### Task instructions
Compile every line that includes the word "resources".

— Start —

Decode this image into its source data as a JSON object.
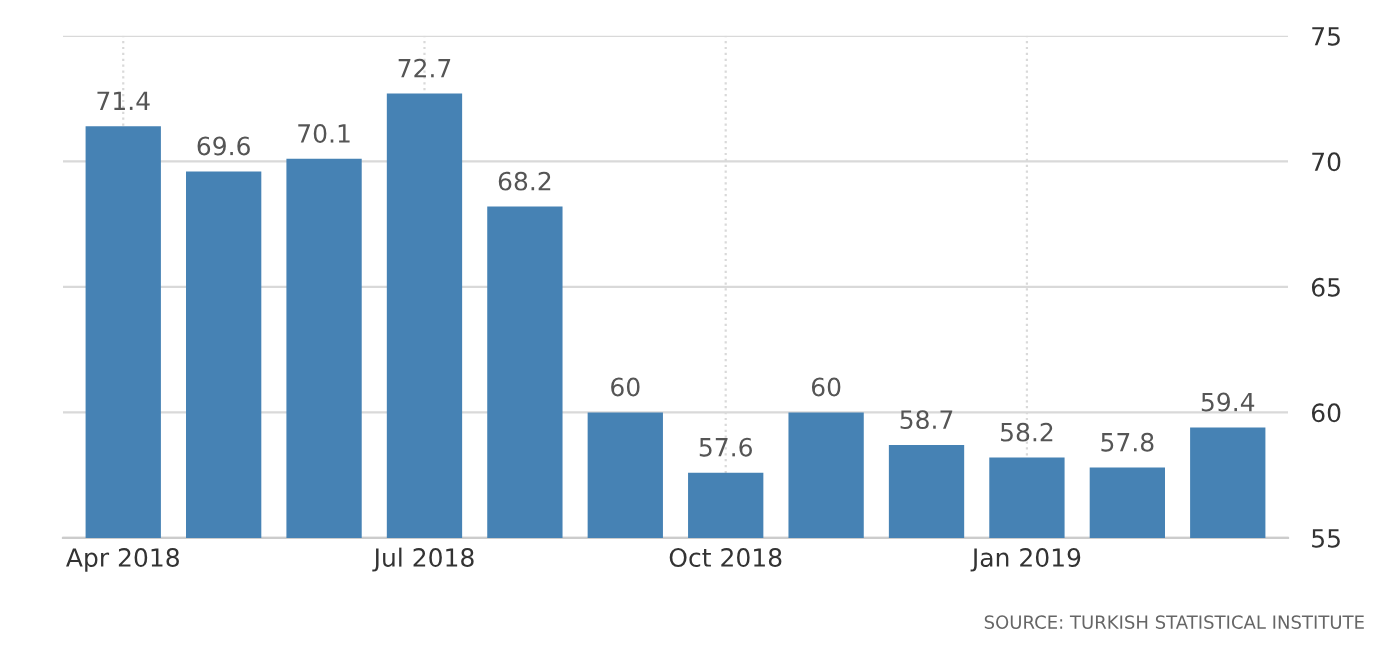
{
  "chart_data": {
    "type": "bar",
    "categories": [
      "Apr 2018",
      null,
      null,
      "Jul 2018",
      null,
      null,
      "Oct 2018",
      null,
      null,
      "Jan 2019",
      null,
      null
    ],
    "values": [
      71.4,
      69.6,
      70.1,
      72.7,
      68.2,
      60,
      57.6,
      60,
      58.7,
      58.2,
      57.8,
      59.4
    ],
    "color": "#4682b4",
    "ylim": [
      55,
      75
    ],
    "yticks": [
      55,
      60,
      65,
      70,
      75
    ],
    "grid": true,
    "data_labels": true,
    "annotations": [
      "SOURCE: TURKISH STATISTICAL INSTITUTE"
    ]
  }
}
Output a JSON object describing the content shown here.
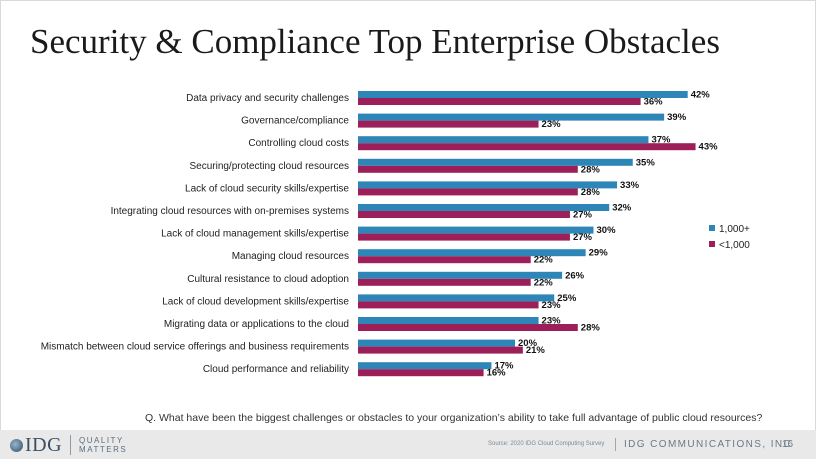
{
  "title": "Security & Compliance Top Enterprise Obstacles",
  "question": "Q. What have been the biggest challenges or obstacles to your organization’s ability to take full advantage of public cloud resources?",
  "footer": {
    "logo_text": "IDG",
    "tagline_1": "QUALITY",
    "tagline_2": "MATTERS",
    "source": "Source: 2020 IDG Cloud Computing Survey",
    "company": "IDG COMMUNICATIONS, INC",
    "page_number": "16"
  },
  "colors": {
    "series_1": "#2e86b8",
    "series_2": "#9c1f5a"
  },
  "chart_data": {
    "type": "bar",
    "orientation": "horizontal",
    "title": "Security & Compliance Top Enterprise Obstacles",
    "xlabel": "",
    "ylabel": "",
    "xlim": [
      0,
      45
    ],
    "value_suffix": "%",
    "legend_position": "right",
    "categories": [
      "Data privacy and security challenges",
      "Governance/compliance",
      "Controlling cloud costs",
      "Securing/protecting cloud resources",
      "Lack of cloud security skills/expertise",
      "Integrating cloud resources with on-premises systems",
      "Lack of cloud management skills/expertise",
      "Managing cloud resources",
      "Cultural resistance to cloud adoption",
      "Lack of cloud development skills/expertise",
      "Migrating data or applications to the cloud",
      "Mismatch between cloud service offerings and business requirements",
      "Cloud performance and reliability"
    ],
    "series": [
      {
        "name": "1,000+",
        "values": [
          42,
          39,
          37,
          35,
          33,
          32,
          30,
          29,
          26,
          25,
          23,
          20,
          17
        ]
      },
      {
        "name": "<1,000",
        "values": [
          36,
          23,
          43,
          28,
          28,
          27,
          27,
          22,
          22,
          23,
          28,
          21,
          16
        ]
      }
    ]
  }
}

— End —

### Exercise response
  "question": "Q. What have been the biggest challenges or obstacles to your organization’s ability to take full advantage of public cloud resources?",
      "Securing/protecting cloud resources",
      "Integrating cloud resources with on-premises systems",
      "Managing cloud resources",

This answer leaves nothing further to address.